WHAT YOU NEED TO DO: Look below and pull out each line with the word "Даны".

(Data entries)

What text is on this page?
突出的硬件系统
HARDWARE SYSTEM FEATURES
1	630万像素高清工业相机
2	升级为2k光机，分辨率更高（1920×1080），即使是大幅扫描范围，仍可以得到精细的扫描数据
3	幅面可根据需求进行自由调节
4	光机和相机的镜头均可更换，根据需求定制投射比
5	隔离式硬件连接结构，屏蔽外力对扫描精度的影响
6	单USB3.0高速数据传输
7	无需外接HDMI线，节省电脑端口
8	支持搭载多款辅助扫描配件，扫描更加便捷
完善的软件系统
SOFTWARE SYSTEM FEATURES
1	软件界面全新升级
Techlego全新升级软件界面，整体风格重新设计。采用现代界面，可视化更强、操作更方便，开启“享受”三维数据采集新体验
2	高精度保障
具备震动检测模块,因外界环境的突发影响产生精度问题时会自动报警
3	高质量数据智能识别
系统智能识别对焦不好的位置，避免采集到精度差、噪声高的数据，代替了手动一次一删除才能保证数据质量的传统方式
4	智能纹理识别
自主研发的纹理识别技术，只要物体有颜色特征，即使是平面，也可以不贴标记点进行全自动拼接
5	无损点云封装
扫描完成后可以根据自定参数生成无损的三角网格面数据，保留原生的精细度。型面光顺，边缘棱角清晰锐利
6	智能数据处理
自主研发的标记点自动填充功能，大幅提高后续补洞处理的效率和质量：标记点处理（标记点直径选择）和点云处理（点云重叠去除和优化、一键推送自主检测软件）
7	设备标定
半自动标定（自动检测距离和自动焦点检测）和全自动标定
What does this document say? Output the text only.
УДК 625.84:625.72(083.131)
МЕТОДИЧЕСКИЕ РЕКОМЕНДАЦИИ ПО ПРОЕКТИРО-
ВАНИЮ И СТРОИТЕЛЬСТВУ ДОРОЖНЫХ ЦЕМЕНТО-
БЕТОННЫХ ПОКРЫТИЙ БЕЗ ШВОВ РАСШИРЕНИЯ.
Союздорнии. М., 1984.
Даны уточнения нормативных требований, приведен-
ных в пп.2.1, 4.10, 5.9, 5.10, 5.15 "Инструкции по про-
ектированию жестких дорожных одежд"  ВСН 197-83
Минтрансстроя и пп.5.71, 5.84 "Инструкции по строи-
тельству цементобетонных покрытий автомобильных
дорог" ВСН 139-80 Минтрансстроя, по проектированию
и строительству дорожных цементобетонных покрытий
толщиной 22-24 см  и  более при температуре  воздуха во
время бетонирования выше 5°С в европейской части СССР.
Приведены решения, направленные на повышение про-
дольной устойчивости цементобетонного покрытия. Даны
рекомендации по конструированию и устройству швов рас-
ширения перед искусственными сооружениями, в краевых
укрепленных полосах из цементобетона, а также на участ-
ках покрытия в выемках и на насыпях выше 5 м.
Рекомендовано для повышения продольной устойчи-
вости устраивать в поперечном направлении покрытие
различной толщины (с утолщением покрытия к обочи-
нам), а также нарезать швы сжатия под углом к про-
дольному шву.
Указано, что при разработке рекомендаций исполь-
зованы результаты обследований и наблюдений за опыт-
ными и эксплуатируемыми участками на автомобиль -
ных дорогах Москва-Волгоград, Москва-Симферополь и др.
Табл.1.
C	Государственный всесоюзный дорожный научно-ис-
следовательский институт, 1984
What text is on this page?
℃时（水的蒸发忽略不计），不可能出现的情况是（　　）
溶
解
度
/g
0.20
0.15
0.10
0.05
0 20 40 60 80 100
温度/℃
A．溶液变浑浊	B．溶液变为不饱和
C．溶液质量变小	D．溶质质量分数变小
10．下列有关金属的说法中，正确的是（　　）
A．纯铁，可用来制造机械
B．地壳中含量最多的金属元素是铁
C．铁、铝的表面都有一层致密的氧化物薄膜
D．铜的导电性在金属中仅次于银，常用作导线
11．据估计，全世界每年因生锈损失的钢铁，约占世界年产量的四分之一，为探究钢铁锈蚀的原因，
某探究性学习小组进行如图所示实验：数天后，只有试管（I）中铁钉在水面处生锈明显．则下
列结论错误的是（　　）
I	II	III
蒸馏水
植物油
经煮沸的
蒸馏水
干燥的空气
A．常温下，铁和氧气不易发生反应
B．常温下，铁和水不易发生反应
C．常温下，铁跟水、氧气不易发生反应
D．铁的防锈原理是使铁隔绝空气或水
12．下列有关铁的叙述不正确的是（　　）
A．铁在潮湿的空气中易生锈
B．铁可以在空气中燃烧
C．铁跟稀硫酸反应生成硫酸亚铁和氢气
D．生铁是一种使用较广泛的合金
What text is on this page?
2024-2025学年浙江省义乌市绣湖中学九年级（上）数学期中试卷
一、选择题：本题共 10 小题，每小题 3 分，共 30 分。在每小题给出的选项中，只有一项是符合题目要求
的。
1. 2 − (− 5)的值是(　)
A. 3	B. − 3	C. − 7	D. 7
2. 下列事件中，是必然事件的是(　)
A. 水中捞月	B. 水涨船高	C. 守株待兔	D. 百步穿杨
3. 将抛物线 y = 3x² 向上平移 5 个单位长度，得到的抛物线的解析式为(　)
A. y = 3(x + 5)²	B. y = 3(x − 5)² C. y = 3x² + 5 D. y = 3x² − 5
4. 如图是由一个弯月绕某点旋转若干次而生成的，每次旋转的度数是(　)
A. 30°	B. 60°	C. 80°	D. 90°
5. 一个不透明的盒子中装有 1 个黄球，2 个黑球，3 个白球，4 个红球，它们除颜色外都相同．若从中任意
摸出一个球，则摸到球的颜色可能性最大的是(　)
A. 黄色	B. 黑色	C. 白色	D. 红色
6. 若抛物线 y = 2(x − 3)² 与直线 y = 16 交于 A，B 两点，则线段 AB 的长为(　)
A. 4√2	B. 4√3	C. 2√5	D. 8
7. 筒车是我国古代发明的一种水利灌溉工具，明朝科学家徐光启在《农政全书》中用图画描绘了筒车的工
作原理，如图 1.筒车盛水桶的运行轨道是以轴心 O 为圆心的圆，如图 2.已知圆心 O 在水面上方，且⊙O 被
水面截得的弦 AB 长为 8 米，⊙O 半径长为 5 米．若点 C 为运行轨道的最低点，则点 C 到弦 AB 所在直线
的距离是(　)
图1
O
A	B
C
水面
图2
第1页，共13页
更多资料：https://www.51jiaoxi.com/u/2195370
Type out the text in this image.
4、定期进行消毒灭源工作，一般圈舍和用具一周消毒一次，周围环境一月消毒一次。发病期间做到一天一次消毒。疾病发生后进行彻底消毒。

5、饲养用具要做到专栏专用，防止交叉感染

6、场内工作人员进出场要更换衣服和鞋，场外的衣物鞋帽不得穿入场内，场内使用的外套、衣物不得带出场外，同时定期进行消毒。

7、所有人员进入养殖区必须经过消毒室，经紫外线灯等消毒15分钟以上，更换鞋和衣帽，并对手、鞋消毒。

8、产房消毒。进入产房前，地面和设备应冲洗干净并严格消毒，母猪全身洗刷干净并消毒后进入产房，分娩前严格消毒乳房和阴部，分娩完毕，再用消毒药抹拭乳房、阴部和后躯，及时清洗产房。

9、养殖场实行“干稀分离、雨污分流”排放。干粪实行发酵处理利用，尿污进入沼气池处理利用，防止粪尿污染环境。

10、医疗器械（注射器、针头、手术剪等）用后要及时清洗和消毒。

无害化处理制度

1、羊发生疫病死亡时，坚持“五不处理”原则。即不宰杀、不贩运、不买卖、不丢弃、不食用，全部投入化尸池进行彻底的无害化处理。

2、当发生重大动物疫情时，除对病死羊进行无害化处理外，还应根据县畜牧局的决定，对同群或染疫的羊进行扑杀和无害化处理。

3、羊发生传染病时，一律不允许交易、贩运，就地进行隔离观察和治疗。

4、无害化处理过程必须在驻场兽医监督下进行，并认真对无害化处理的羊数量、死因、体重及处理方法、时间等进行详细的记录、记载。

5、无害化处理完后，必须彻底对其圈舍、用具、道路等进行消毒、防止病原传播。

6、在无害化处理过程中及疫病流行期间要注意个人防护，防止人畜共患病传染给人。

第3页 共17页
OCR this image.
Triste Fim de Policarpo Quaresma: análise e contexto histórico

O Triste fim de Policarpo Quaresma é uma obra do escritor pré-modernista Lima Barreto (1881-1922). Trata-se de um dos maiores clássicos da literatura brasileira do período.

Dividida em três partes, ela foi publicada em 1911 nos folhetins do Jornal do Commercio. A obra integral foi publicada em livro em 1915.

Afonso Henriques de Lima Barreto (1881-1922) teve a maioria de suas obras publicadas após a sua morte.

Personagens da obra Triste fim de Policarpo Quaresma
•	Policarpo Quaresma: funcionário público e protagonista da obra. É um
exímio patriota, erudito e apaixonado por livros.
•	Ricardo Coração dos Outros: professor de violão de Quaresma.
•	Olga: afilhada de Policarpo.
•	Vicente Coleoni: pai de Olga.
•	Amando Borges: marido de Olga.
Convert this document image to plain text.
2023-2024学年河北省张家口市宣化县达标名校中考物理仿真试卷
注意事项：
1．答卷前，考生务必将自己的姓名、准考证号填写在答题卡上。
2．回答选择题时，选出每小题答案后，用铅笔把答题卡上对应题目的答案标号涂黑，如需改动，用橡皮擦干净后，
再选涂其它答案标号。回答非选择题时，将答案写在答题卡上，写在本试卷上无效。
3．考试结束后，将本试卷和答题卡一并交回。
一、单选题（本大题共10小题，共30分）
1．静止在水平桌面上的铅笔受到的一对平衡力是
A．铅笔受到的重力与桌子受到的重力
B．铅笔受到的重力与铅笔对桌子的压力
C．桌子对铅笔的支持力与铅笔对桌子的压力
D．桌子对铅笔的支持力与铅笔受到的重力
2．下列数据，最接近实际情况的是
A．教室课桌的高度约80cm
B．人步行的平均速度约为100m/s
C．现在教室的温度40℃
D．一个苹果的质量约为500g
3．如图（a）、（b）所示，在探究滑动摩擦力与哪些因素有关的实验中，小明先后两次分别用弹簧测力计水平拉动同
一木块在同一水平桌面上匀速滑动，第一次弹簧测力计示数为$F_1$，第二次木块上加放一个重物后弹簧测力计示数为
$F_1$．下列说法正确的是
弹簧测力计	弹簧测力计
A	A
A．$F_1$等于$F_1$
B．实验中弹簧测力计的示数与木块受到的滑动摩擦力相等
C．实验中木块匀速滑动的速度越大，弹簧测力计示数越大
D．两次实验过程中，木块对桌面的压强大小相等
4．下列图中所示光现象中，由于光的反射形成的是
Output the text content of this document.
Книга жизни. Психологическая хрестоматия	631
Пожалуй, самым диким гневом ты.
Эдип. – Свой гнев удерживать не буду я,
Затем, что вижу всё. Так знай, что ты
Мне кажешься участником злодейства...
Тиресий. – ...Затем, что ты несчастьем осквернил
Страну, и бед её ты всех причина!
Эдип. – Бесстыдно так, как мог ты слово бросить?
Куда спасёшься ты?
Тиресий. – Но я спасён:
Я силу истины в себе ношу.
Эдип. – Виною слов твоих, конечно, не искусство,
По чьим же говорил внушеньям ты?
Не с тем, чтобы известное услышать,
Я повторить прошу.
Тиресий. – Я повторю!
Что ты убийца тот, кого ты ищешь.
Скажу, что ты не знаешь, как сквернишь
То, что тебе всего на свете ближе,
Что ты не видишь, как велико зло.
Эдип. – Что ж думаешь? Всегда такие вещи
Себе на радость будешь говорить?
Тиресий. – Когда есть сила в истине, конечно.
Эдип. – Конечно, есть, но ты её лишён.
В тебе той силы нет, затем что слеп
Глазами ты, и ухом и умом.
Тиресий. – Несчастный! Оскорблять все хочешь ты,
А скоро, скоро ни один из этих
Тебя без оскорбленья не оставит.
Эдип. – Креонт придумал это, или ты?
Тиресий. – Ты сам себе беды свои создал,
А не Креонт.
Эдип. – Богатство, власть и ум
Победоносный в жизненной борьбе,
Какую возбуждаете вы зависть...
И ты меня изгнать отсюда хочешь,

FINAL RESULT:
Даны уточнения нормативных требований, приведен-
дольной устойчивости цементобетонного покрытия. Даны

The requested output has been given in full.